▶ Task requirements
Extract every line that contains the string "name".

▶ Source records
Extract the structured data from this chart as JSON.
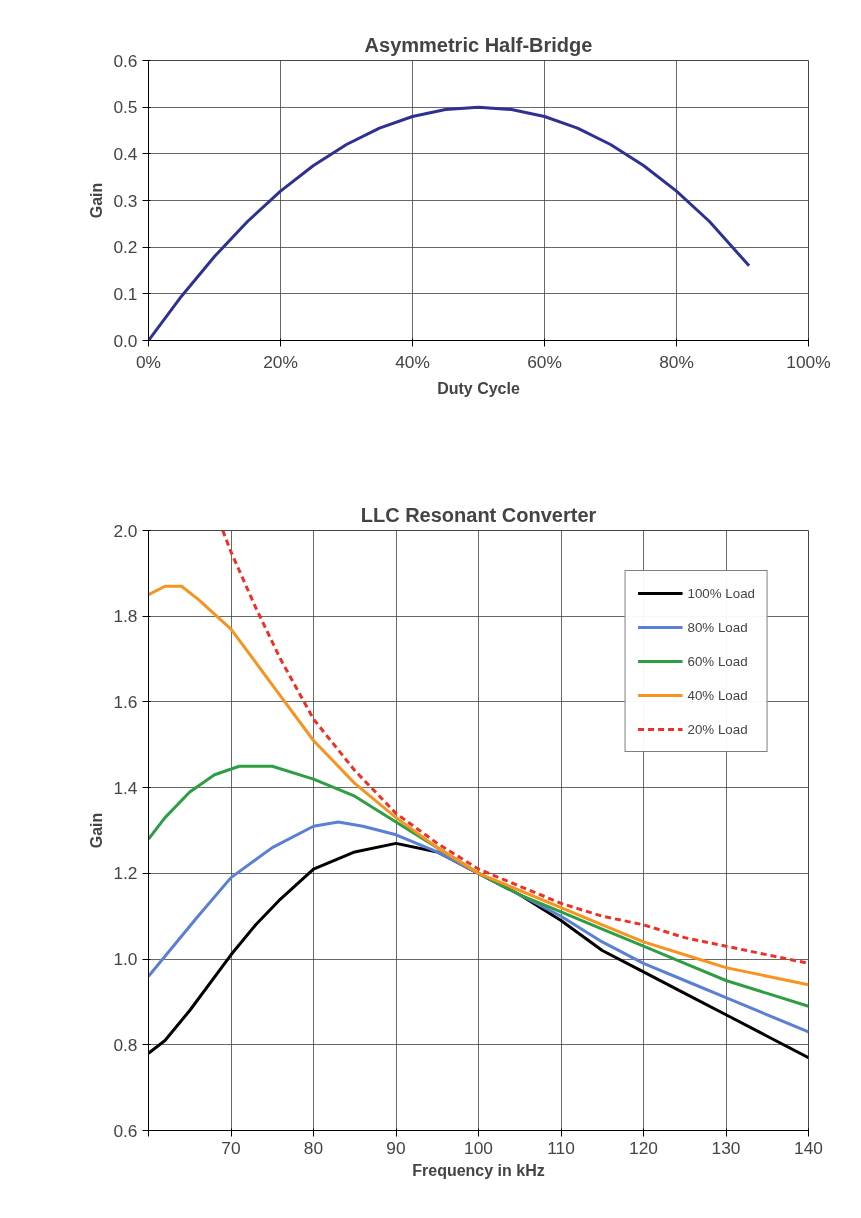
{
  "chart_data": [
    {
      "type": "line",
      "title": "Asymmetric Half-Bridge",
      "xlabel": "Duty Cycle",
      "ylabel": "Gain",
      "xlim": [
        0,
        100
      ],
      "ylim": [
        0,
        0.6
      ],
      "xticks": [
        {
          "value": 0,
          "label": "0%"
        },
        {
          "value": 20,
          "label": "20%"
        },
        {
          "value": 40,
          "label": "40%"
        },
        {
          "value": 60,
          "label": "60%"
        },
        {
          "value": 80,
          "label": "80%"
        },
        {
          "value": 100,
          "label": "100%"
        }
      ],
      "yticks": [
        {
          "value": 0,
          "label": "0.0"
        },
        {
          "value": 0.1,
          "label": "0.1"
        },
        {
          "value": 0.2,
          "label": "0.2"
        },
        {
          "value": 0.3,
          "label": "0.3"
        },
        {
          "value": 0.4,
          "label": "0.4"
        },
        {
          "value": 0.5,
          "label": "0.5"
        },
        {
          "value": 0.6,
          "label": "0.6"
        }
      ],
      "grid": true,
      "legend": false,
      "marker": "none",
      "series": [
        {
          "color": "#2e3192",
          "line_style": "solid",
          "x": [
            0,
            5,
            10,
            15,
            20,
            25,
            30,
            35,
            40,
            45,
            50,
            55,
            60,
            65,
            70,
            75,
            80,
            85,
            91
          ],
          "values": [
            0,
            0.095,
            0.18,
            0.255,
            0.32,
            0.375,
            0.42,
            0.455,
            0.48,
            0.495,
            0.5,
            0.495,
            0.48,
            0.455,
            0.42,
            0.375,
            0.32,
            0.255,
            0.16
          ]
        }
      ]
    },
    {
      "type": "line",
      "title": "LLC Resonant Converter",
      "xlabel": "Frequency in kHz",
      "ylabel": "Gain",
      "xlim": [
        60,
        140
      ],
      "ylim": [
        0.6,
        2.0
      ],
      "xticks": [
        {
          "value": 60,
          "label": null
        },
        70,
        80,
        90,
        100,
        110,
        120,
        130,
        140
      ],
      "yticks": [
        {
          "value": 0.6,
          "label": "0.6"
        },
        {
          "value": 0.8,
          "label": "0.8"
        },
        {
          "value": 1.0,
          "label": "1.0"
        },
        {
          "value": 1.2,
          "label": "1.2"
        },
        {
          "value": 1.4,
          "label": "1.4"
        },
        {
          "value": 1.6,
          "label": "1.6"
        },
        {
          "value": 1.8,
          "label": "1.8"
        },
        {
          "value": 2.0,
          "label": "2.0"
        }
      ],
      "grid": true,
      "legend": "top right",
      "marker": "none",
      "series": [
        {
          "name": "100% Load",
          "color": "#000000",
          "line_style": "solid",
          "x": [
            60,
            62,
            65,
            70,
            73,
            76,
            80,
            85,
            90,
            95,
            100,
            105,
            110,
            115,
            120,
            125,
            130,
            135,
            140
          ],
          "values": [
            0.78,
            0.81,
            0.88,
            1.01,
            1.08,
            1.14,
            1.21,
            1.25,
            1.27,
            1.25,
            1.2,
            1.15,
            1.09,
            1.02,
            0.97,
            0.92,
            0.87,
            0.82,
            0.77
          ]
        },
        {
          "name": "80% Load",
          "color": "#5b7fd4",
          "line_style": "solid",
          "x": [
            60,
            63,
            66,
            70,
            75,
            80,
            83,
            86,
            90,
            95,
            100,
            110,
            115,
            120,
            125,
            130,
            135,
            140
          ],
          "values": [
            0.96,
            1.03,
            1.1,
            1.19,
            1.26,
            1.31,
            1.32,
            1.31,
            1.29,
            1.25,
            1.2,
            1.1,
            1.04,
            0.99,
            0.95,
            0.91,
            0.87,
            0.83
          ]
        },
        {
          "name": "60% Load",
          "color": "#2e9e44",
          "line_style": "solid",
          "x": [
            60,
            62,
            65,
            68,
            71,
            75,
            80,
            85,
            90,
            95,
            100,
            105,
            110,
            115,
            120,
            125,
            130,
            135,
            140
          ],
          "values": [
            1.28,
            1.33,
            1.39,
            1.43,
            1.45,
            1.45,
            1.42,
            1.38,
            1.32,
            1.26,
            1.2,
            1.15,
            1.11,
            1.07,
            1.03,
            0.99,
            0.95,
            0.92,
            0.89
          ]
        },
        {
          "name": "40% Load",
          "color": "#f7931e",
          "line_style": "solid",
          "x": [
            60,
            62,
            64,
            66,
            70,
            75,
            80,
            85,
            90,
            95,
            100,
            105,
            110,
            115,
            120,
            125,
            130,
            135,
            140
          ],
          "values": [
            1.85,
            1.87,
            1.87,
            1.84,
            1.77,
            1.64,
            1.51,
            1.41,
            1.33,
            1.26,
            1.2,
            1.16,
            1.12,
            1.08,
            1.04,
            1.01,
            0.98,
            0.96,
            0.94
          ]
        },
        {
          "name": "20% Load",
          "color": "#ee3124",
          "line_style": "dashed",
          "x": [
            69,
            70,
            73,
            76,
            80,
            85,
            90,
            95,
            100,
            105,
            110,
            115,
            120,
            125,
            130,
            135,
            140
          ],
          "values": [
            2.0,
            1.95,
            1.82,
            1.7,
            1.56,
            1.44,
            1.34,
            1.27,
            1.21,
            1.17,
            1.13,
            1.1,
            1.08,
            1.05,
            1.03,
            1.01,
            0.99
          ]
        }
      ]
    }
  ]
}
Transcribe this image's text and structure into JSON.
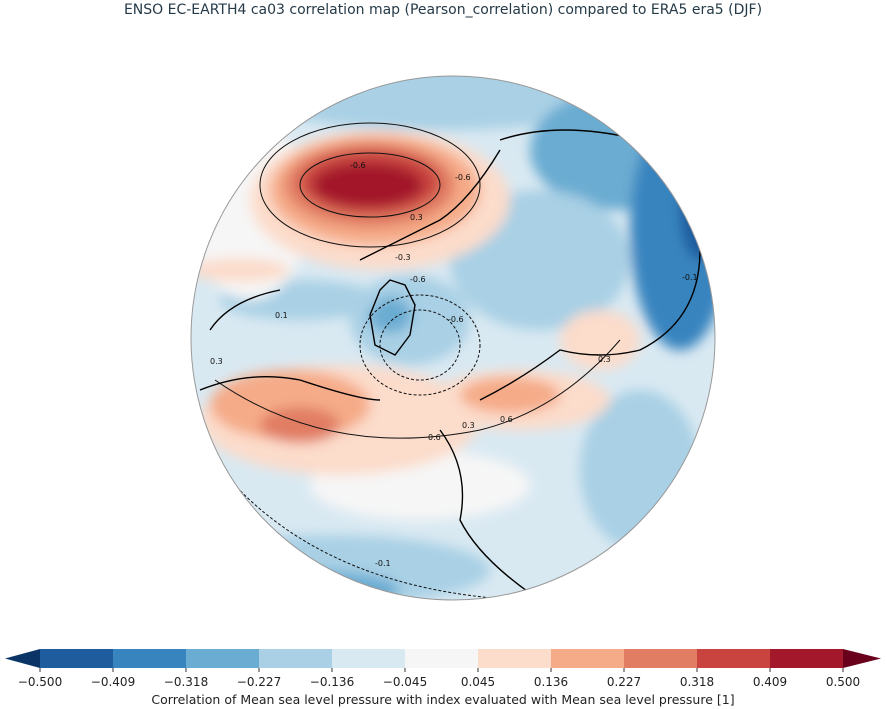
{
  "title": "ENSO EC-EARTH4 ca03 correlation map (Pearson_correlation) compared to ERA5 era5 (DJF)",
  "colorbar": {
    "label": "Correlation of Mean sea level pressure with index evaluated with Mean sea level pressure [1]",
    "ticks": [
      "−0.500",
      "−0.409",
      "−0.318",
      "−0.227",
      "−0.136",
      "−0.045",
      "0.045",
      "0.136",
      "0.227",
      "0.318",
      "0.409",
      "0.500"
    ],
    "colors": [
      "#1f5c9e",
      "#3884bf",
      "#6aacd2",
      "#a9d0e5",
      "#d9e9f2",
      "#f6f6f6",
      "#fcdccb",
      "#f5ab88",
      "#e17d63",
      "#c9443f",
      "#a3192b"
    ],
    "under_color": "#0a3466",
    "over_color": "#69001c",
    "extend": "both"
  },
  "map": {
    "projection": "north-polar-stereographic",
    "ocean_background": "#d9e9f2",
    "contour_labels": [
      "-0.6",
      "-0.6",
      "0.3",
      "-0.3",
      "-0.6",
      "-0.6",
      "0.3",
      "0.6",
      "0.3",
      "0.6",
      "-0.1",
      "0.3",
      "-0.1",
      "0.1"
    ]
  }
}
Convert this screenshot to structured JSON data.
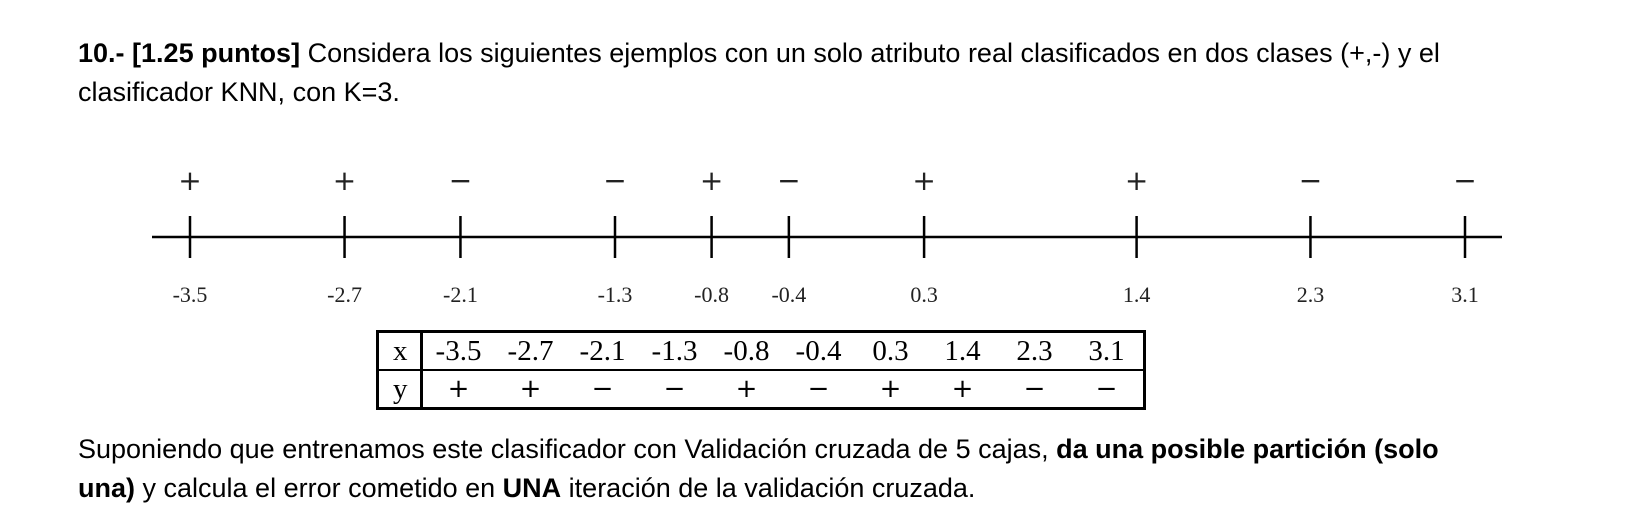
{
  "question": {
    "number": "10.-",
    "points": "[1.25 puntos]",
    "intro_line1": " Considera los siguientes ejemplos con un solo atributo real clasificados en dos clases (+,-) y el",
    "intro_line2": "clasificador KNN, con K=3."
  },
  "number_line": {
    "points": [
      {
        "x": -3.5,
        "label": "-3.5",
        "class": "+"
      },
      {
        "x": -2.7,
        "label": "-2.7",
        "class": "+"
      },
      {
        "x": -2.1,
        "label": "-2.1",
        "class": "−"
      },
      {
        "x": -1.3,
        "label": "-1.3",
        "class": "−"
      },
      {
        "x": -0.8,
        "label": "-0.8",
        "class": "+"
      },
      {
        "x": -0.4,
        "label": "-0.4",
        "class": "−"
      },
      {
        "x": 0.3,
        "label": "0.3",
        "class": "+"
      },
      {
        "x": 1.4,
        "label": "1.4",
        "class": "+"
      },
      {
        "x": 2.3,
        "label": "2.3",
        "class": "−"
      },
      {
        "x": 3.1,
        "label": "3.1",
        "class": "−"
      }
    ]
  },
  "table": {
    "x_header": "x",
    "y_header": "y",
    "x_values": [
      "-3.5",
      "-2.7",
      "-2.1",
      "-1.3",
      "-0.8",
      "-0.4",
      "0.3",
      "1.4",
      "2.3",
      "3.1"
    ],
    "y_values": [
      "+",
      "+",
      "−",
      "−",
      "+",
      "−",
      "+",
      "+",
      "−",
      "−"
    ]
  },
  "task": {
    "part1": "Suponiendo que entrenamos este clasificador con Validación cruzada de 5 cajas, ",
    "part2_bold": "da una posible partición (solo",
    "part3_bold": "una)",
    "part4": " y calcula el error cometido en ",
    "part5_bold": "UNA",
    "part6": " iteración de la validación cruzada."
  }
}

▶ Correct output
          "name": "100% Load",
          "name": "80% Load",
          "name": "60% Load",
          "name": "40% Load",
          "name": "20% Load",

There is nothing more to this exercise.